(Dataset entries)
-- start --
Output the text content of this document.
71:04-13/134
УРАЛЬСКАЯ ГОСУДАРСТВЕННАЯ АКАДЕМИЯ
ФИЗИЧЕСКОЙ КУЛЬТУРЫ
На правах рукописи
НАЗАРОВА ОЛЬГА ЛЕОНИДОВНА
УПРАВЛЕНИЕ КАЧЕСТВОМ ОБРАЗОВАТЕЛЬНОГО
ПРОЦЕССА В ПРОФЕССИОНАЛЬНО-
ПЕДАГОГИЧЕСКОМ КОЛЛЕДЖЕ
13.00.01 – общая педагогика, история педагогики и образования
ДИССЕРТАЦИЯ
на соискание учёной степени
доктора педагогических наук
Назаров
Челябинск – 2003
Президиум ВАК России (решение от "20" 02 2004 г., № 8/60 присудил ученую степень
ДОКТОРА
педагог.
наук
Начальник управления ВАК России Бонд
-- end --
**PROBLEM REQUIREMENTS:** Find each line in the records holding the string "России" and show it.

**FINAL RESULT:**
Президиум ВАК России (решение от "20" 02 2004 г., № 8/60 присудил ученую степень
Начальник управления ВАК России Бонд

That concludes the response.